Gather up all lines that carry the word "this".

(Records excerpted from a collection)
------------------------------------
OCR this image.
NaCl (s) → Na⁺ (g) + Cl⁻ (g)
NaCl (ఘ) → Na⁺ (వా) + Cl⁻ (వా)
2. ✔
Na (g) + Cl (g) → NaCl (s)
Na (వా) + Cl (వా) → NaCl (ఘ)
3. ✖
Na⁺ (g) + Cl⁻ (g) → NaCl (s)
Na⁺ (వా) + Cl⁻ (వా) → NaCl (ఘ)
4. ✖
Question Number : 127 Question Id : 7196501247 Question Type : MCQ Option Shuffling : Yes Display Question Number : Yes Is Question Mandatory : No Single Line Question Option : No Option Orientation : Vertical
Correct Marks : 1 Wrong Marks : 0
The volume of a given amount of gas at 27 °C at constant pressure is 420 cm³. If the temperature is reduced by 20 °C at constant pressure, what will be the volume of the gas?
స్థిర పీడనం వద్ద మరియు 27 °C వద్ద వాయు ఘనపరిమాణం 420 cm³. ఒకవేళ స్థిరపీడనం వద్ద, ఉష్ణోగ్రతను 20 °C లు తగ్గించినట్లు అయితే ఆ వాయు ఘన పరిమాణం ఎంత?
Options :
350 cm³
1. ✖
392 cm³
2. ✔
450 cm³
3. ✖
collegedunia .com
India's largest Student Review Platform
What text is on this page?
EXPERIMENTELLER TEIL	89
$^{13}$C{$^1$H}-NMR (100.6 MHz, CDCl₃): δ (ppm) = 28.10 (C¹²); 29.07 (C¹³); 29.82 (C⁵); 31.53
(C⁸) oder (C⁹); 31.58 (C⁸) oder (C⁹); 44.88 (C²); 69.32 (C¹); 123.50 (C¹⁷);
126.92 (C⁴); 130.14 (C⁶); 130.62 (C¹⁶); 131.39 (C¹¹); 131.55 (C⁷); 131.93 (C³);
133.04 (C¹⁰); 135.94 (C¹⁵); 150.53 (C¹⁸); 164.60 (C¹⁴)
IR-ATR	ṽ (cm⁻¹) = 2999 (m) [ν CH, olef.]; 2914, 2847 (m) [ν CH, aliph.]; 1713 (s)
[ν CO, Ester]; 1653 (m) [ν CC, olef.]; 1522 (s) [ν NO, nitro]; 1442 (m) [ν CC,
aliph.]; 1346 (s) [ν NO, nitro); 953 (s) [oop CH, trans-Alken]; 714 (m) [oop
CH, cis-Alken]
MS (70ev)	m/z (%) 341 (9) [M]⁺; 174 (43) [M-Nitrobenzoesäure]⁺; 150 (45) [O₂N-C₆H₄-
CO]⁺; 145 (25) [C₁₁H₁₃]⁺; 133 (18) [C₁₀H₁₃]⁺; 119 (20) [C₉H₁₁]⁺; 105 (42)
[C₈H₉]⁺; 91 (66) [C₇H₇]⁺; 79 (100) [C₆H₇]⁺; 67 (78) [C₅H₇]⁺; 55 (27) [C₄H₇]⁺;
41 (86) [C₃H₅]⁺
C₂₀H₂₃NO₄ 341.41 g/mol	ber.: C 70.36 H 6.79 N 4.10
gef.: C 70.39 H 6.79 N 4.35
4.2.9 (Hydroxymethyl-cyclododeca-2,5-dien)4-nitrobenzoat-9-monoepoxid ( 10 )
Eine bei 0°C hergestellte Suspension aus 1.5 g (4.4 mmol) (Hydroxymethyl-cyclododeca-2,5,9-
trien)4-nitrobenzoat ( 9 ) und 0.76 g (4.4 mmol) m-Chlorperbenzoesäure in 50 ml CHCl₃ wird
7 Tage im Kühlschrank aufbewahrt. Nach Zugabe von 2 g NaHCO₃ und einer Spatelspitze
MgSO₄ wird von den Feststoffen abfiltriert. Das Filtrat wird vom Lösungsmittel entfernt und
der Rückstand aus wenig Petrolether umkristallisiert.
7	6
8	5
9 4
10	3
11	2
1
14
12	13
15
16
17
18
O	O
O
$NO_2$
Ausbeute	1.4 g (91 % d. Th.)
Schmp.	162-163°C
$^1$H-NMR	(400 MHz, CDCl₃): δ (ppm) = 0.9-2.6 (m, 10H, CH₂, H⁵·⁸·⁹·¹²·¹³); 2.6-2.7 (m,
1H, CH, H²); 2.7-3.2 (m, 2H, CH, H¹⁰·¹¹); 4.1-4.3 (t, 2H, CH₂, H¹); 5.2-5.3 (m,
------------------------------------
* _Final result_
OCR this image.
What text is on this page?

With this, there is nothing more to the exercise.